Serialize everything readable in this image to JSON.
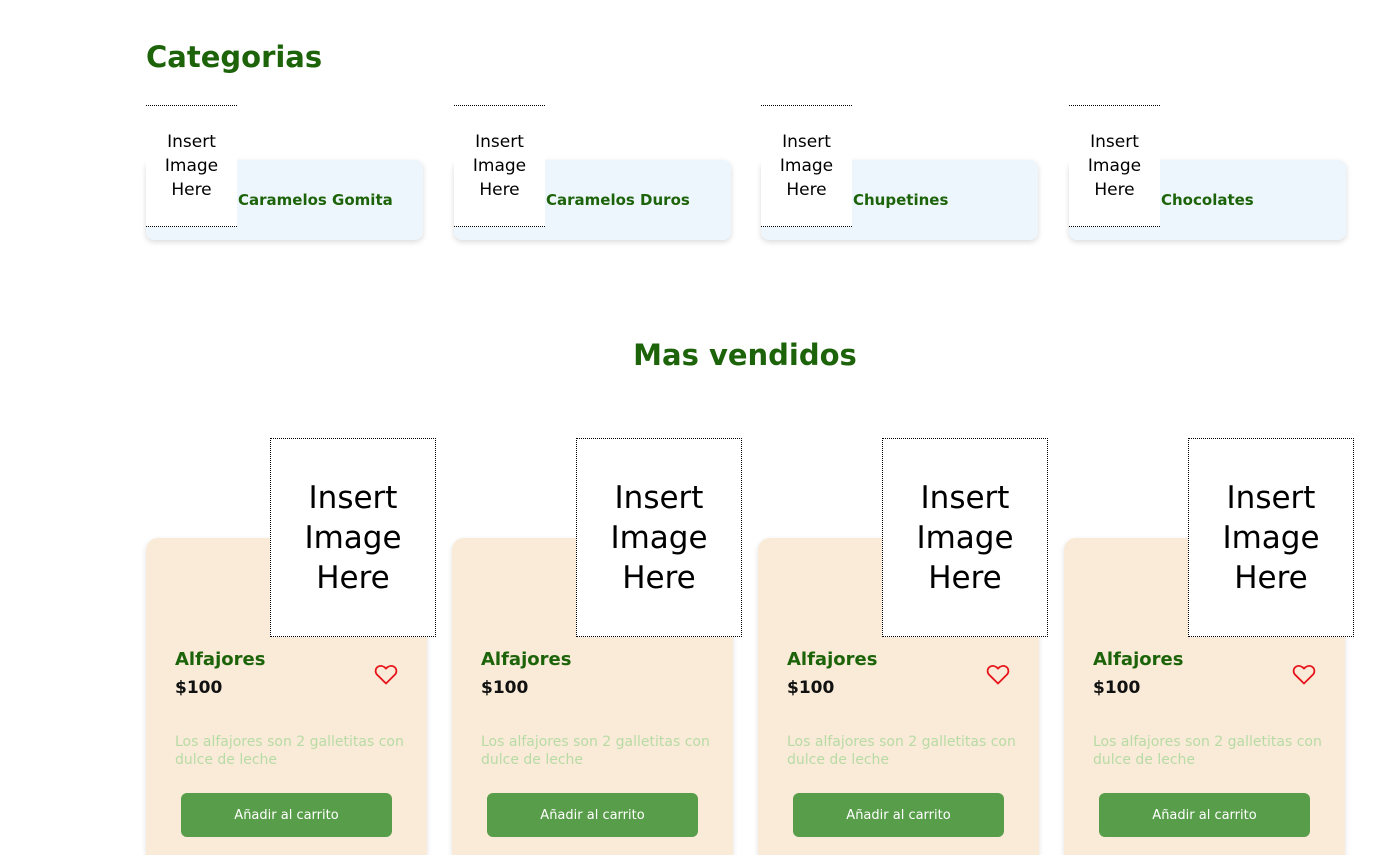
{
  "categories": {
    "title": "Categorias",
    "items": [
      {
        "image_text": "Insert Image Here",
        "label": "Caramelos Gomita"
      },
      {
        "image_text": "Insert Image Here",
        "label": "Caramelos Duros"
      },
      {
        "image_text": "Insert Image Here",
        "label": "Chupetines"
      },
      {
        "image_text": "Insert Image Here",
        "label": "Chocolates"
      }
    ]
  },
  "best_sellers": {
    "title": "Mas vendidos",
    "products": [
      {
        "image_text": "Insert Image Here",
        "name": "Alfajores",
        "price": "$100",
        "description": "Los alfajores son 2 galletitas con dulce de leche",
        "button": "Añadir al carrito",
        "favorite_icon": "heart-outline-icon"
      },
      {
        "image_text": "Insert Image Here",
        "name": "Alfajores",
        "price": "$100",
        "description": "Los alfajores son 2 galletitas con dulce de leche",
        "button": "Añadir al carrito",
        "favorite_icon": "none"
      },
      {
        "image_text": "Insert Image Here",
        "name": "Alfajores",
        "price": "$100",
        "description": "Los alfajores son 2 galletitas con dulce de leche",
        "button": "Añadir al carrito",
        "favorite_icon": "heart-outline-icon"
      },
      {
        "image_text": "Insert Image Here",
        "name": "Alfajores",
        "price": "$100",
        "description": "Los alfajores son 2 galletitas con dulce de leche",
        "button": "Añadir al carrito",
        "favorite_icon": "heart-outline-icon"
      }
    ]
  },
  "colors": {
    "heading": "#1c6309",
    "category_card": "#eef6fd",
    "product_card": "#f9ebd7",
    "button": "#589d4a",
    "description": "#b8dba6",
    "heart": "#e8141c"
  }
}
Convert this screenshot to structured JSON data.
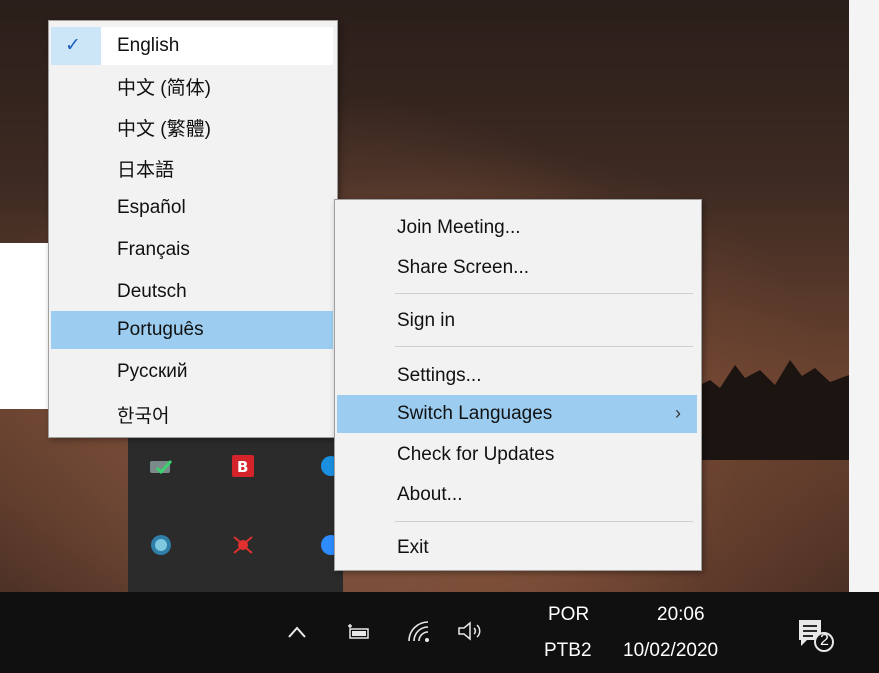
{
  "language_menu": {
    "items": [
      {
        "label": "English",
        "checked": true
      },
      {
        "label": "中文 (简体)"
      },
      {
        "label": "中文 (繁體)"
      },
      {
        "label": "日本語"
      },
      {
        "label": "Español"
      },
      {
        "label": "Français"
      },
      {
        "label": "Deutsch"
      },
      {
        "label": "Português",
        "highlighted": true
      },
      {
        "label": "Русский"
      },
      {
        "label": "한국어"
      }
    ],
    "check_glyph": "✓"
  },
  "context_menu": {
    "join_meeting": "Join Meeting...",
    "share_screen": "Share Screen...",
    "sign_in": "Sign in",
    "settings": "Settings...",
    "switch_languages": "Switch Languages",
    "submenu_arrow": "›",
    "check_updates": "Check for Updates",
    "about": "About...",
    "exit": "Exit"
  },
  "taskbar": {
    "language_top": "POR",
    "language_bottom": "PTB2",
    "time": "20:06",
    "date": "10/02/2020",
    "notification_count": "2"
  },
  "colors": {
    "highlight": "#9ccdf0",
    "menu_bg": "#f2f2f2",
    "taskbar_bg": "#101010"
  }
}
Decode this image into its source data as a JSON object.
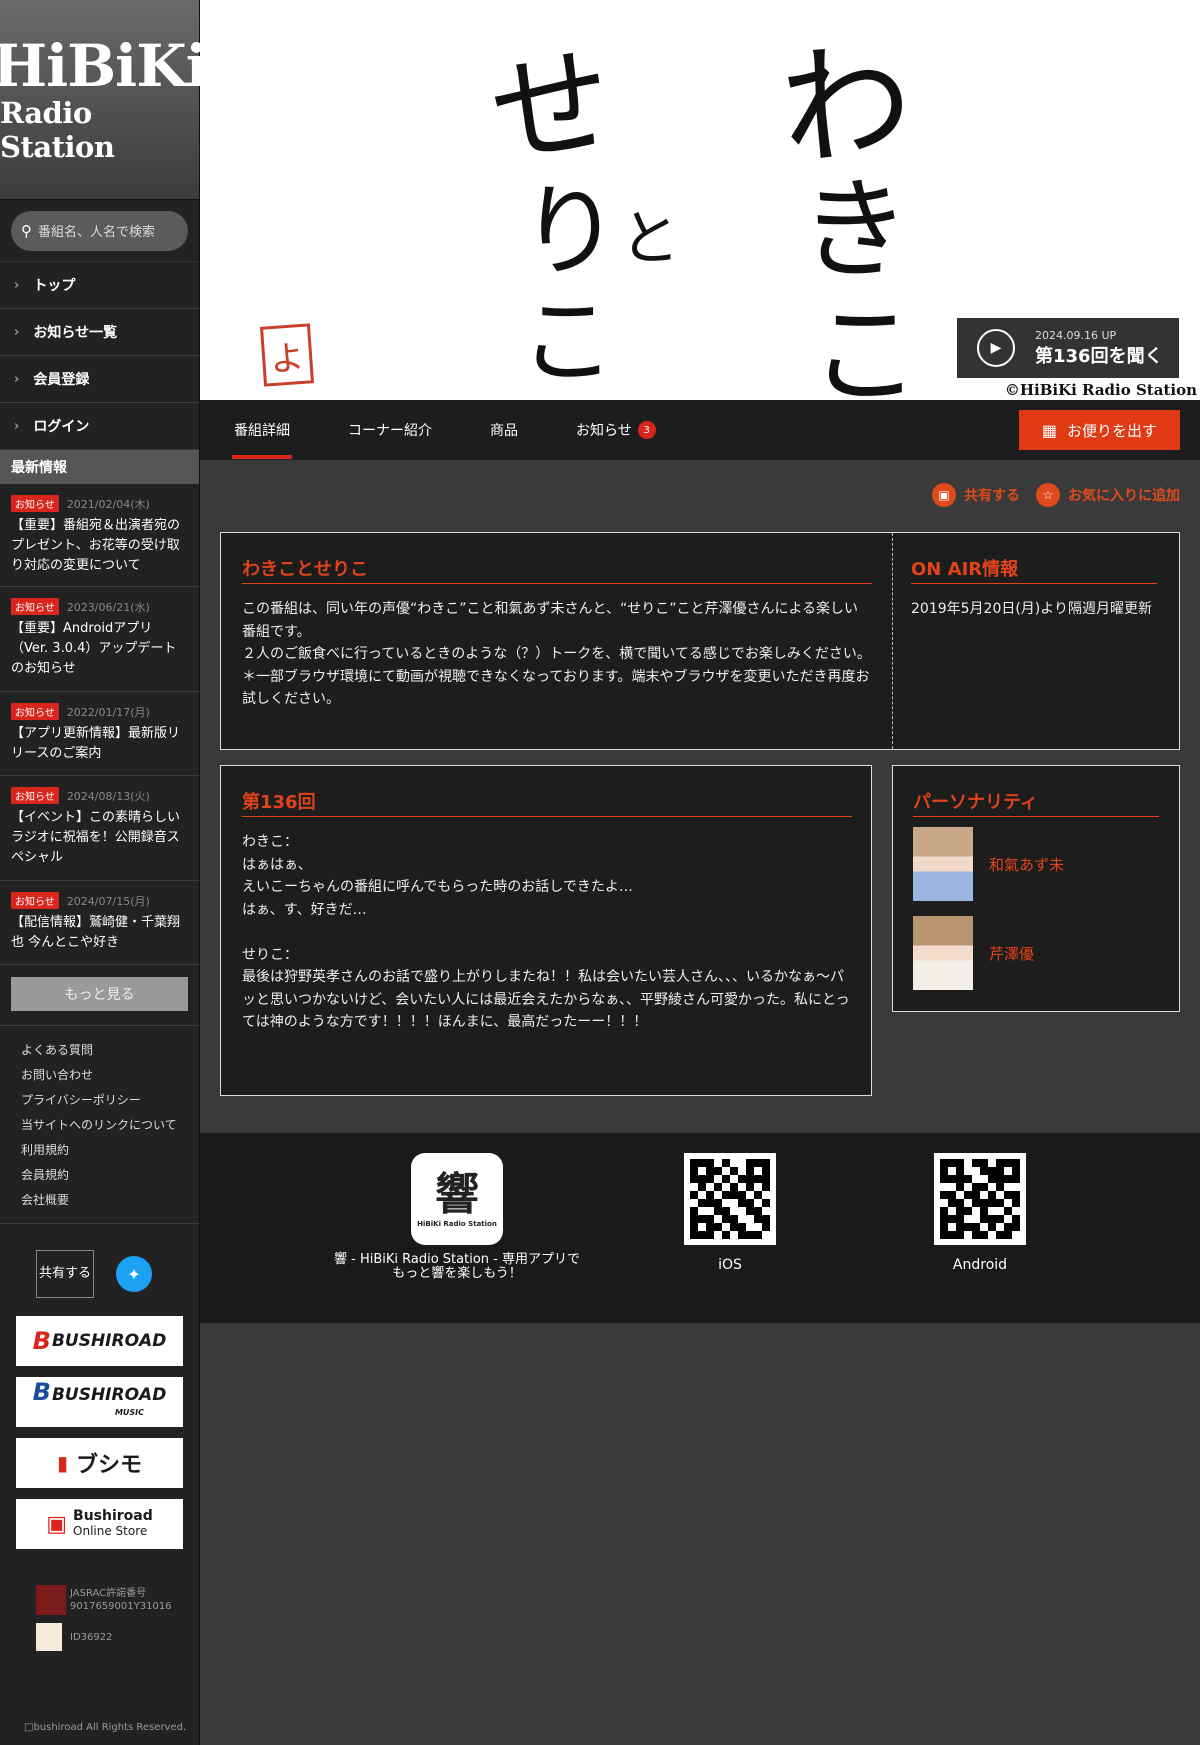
{
  "sidebar": {
    "logo_line1": "HiBiKi",
    "logo_line2": "Radio Station",
    "search_placeholder": "番組名、人名で検索",
    "nav": [
      "トップ",
      "お知らせ一覧",
      "会員登録",
      "ログイン"
    ],
    "news_heading": "最新情報",
    "news": [
      {
        "tag": "お知らせ",
        "date": "2021/02/04(木)",
        "title": "【重要】番組宛＆出演者宛のプレゼント、お花等の受け取り対応の変更について"
      },
      {
        "tag": "お知らせ",
        "date": "2023/06/21(水)",
        "title": "【重要】Androidアプリ（Ver. 3.0.4）アップデートのお知らせ"
      },
      {
        "tag": "お知らせ",
        "date": "2022/01/17(月)",
        "title": "【アプリ更新情報】最新版リリースのご案内"
      },
      {
        "tag": "お知らせ",
        "date": "2024/08/13(火)",
        "title": "【イベント】この素晴らしいラジオに祝福を！公開録音スペシャル"
      },
      {
        "tag": "お知らせ",
        "date": "2024/07/15(月)",
        "title": "【配信情報】鷲崎健・千葉翔也 今んとこや好き"
      }
    ],
    "more_label": "もっと見る",
    "footer_links": [
      "よくある質問",
      "お問い合わせ",
      "プライバシーポリシー",
      "当サイトへのリンクについて",
      "利用規約",
      "会員規約",
      "会社概要"
    ],
    "share_label": "共有する",
    "banners": [
      "BUSHIROAD",
      "BUSHIROAD",
      "ブシモ",
      "Bushiroad"
    ],
    "banner_sub": [
      "",
      "MUSIC",
      "",
      "Online Store"
    ],
    "jasrac_label": "JASRAC許諾番号",
    "jasrac_no": "9017659001Y31016",
    "id_label": "ID36922",
    "copyright": "bushiroad All Rights Reserved."
  },
  "hero": {
    "chars": [
      "わ",
      "き",
      "こ",
      "と",
      "せ",
      "り",
      "こ"
    ],
    "stamp": "よ",
    "listen_date": "2024.09.16 UP",
    "listen_label": "第136回を聞く",
    "copyright": "©HiBiKi Radio Station"
  },
  "tabs": {
    "items": [
      "番組詳細",
      "コーナー紹介",
      "商品",
      "お知らせ"
    ],
    "news_badge": "3",
    "letter_button": "お便りを出す"
  },
  "actions": {
    "share": "共有する",
    "favorite": "お気に入りに追加"
  },
  "program": {
    "title": "わきことせりこ",
    "description": [
      "この番組は、同い年の声優“わきこ”こと和氣あず未さんと、“せりこ”こと芹澤優さんによる楽しい番組です。",
      "２人のご飯食べに行っているときのような（？）トークを、横で聞いてる感じでお楽しみください。",
      "＊一部ブラウザ環境にて動画が視聴できなくなっております。端末やブラウザを変更いただき再度お試しください。"
    ]
  },
  "onair": {
    "title": "ON AIR情報",
    "text": "2019年5月20日(月)より隔週月曜更新"
  },
  "episode": {
    "title": "第136回",
    "lines": [
      "わきこ：",
      "はぁはぁ、",
      "えいこーちゃんの番組に呼んでもらった時のお話しできたよ…",
      "はぁ、す、好きだ…",
      "",
      "せりこ：",
      "最後は狩野英孝さんのお話で盛り上がりしまたね！！私は会いたい芸人さん、、、いるかなぁ〜パッと思いつかないけど、会いたい人には最近会えたからなぁ、、平野綾さん可愛かった。私にとっては神のような方です！！！！ほんまに、最高だったーー！！！"
    ]
  },
  "personality": {
    "title": "パーソナリティ",
    "people": [
      "和氣あず未",
      "芹澤優"
    ]
  },
  "apps": {
    "app_icon_label": "響",
    "app_icon_sub": "HiBiKi Radio Station",
    "app_caption_1": "響 - HiBiKi Radio Station - 専用アプリで",
    "app_caption_2": "もっと響を楽しもう！",
    "ios": " iOS",
    "android": " Android"
  },
  "colors": {
    "accent": "#e0431a",
    "badge": "#d9261c",
    "twitter": "#1da1f2"
  }
}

——————————

▸ Written request:
Give only the number of lines in the preceding material that contain the string "data".

▸ Task output:
2